**Stored rows:**
---*---
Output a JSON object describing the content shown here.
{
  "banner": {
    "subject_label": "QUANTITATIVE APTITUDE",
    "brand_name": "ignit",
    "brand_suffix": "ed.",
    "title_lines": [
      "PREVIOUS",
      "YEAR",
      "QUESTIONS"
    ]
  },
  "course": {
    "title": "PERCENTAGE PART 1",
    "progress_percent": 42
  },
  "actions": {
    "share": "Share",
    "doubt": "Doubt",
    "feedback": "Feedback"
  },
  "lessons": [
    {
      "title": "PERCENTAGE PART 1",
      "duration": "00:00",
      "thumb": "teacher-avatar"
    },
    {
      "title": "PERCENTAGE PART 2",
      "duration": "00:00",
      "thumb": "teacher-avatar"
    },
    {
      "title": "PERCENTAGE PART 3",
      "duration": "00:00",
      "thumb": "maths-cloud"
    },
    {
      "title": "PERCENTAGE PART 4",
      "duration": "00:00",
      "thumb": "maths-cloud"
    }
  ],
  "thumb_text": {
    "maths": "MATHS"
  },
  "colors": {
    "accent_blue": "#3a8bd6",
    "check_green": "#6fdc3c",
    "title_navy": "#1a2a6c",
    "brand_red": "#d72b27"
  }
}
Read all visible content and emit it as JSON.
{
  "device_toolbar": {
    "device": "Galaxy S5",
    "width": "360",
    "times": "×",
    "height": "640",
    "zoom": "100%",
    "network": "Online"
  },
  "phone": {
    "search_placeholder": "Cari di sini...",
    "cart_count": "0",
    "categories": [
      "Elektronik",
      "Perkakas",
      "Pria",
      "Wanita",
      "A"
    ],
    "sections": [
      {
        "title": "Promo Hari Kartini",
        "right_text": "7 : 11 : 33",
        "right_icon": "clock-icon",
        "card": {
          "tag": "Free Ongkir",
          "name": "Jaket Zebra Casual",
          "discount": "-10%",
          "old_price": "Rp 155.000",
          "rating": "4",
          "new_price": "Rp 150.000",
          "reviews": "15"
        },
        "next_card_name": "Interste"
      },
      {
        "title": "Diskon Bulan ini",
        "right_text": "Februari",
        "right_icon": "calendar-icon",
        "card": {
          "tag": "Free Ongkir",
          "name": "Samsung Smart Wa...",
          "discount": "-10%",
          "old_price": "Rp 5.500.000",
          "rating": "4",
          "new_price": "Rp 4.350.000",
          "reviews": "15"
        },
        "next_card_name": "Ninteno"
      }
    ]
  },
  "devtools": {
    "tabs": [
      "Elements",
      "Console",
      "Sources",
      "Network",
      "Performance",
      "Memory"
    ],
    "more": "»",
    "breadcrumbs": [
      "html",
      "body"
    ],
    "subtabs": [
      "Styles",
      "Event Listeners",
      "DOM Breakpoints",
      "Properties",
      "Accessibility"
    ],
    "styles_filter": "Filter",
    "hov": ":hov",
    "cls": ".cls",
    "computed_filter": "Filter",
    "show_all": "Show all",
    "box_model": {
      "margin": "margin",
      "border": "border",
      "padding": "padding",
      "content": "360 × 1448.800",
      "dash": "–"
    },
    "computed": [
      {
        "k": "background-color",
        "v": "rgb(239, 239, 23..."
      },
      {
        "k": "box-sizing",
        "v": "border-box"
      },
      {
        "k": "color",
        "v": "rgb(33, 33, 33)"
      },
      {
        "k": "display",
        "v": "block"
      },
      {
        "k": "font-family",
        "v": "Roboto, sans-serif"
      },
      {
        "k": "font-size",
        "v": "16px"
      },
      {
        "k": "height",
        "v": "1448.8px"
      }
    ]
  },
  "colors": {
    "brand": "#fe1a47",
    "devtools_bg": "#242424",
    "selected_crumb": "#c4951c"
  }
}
---*---
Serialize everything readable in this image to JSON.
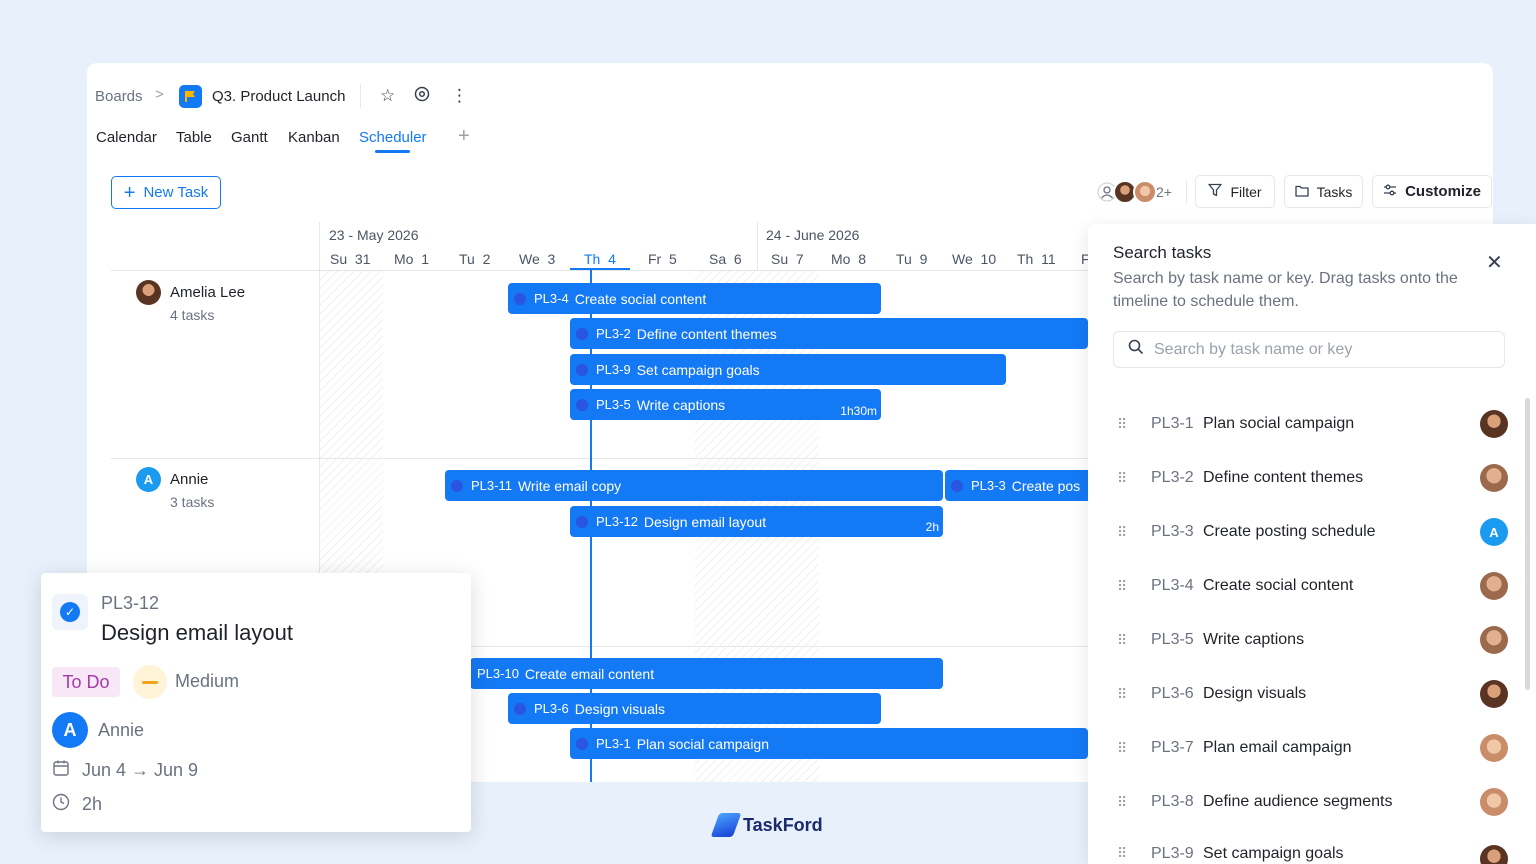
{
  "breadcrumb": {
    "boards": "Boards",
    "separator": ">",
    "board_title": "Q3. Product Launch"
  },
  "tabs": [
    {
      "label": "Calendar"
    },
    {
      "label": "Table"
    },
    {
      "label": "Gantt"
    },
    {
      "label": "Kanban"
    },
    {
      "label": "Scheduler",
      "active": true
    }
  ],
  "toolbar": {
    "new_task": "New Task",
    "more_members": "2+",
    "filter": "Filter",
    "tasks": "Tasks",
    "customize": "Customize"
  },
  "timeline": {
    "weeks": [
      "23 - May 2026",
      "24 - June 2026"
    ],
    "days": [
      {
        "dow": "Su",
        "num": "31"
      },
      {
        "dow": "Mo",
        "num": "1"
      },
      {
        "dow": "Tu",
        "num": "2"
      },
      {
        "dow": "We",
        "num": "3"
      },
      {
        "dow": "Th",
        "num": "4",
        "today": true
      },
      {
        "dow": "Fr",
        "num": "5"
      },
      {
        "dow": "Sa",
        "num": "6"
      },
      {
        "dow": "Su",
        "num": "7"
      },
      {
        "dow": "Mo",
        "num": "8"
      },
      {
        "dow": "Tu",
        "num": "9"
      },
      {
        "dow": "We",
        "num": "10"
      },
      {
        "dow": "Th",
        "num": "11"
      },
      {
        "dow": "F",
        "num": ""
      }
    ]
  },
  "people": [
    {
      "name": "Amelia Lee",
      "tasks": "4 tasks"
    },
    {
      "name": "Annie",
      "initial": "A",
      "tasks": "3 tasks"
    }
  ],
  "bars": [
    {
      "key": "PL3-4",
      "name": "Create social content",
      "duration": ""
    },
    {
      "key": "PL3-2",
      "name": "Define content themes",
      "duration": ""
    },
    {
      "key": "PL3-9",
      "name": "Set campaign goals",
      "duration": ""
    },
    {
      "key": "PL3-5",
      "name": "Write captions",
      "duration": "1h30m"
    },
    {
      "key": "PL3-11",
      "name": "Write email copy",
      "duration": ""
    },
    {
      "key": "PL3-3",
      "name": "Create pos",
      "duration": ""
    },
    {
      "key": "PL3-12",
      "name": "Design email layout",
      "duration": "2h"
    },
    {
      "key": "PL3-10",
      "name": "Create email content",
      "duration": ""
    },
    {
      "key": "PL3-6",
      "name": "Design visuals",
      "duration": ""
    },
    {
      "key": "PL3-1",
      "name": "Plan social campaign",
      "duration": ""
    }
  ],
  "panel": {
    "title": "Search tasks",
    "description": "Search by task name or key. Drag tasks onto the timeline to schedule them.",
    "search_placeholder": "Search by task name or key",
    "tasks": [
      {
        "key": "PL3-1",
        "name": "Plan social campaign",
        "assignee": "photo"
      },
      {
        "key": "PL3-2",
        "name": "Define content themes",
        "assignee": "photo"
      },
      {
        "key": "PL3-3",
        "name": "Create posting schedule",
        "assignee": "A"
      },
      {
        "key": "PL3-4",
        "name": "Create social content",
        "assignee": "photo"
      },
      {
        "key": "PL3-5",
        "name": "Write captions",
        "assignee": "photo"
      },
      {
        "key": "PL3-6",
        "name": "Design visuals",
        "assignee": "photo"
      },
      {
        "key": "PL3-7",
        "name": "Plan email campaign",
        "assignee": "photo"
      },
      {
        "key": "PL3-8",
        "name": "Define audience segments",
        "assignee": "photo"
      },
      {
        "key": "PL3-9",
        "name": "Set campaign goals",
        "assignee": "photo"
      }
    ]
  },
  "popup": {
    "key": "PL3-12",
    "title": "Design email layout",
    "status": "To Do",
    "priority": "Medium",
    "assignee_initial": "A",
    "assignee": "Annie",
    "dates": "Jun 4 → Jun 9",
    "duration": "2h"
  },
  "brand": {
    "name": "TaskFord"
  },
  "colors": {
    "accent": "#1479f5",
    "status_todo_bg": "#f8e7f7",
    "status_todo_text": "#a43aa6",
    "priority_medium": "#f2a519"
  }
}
---*---
**Problem description:**
Return the lines of the records that include the string "JSON".

**Task answer:**
Output a JSON object describing the content shown here.
Read all visible content and emit it as JSON.
Serialize everything readable in this image to JSON.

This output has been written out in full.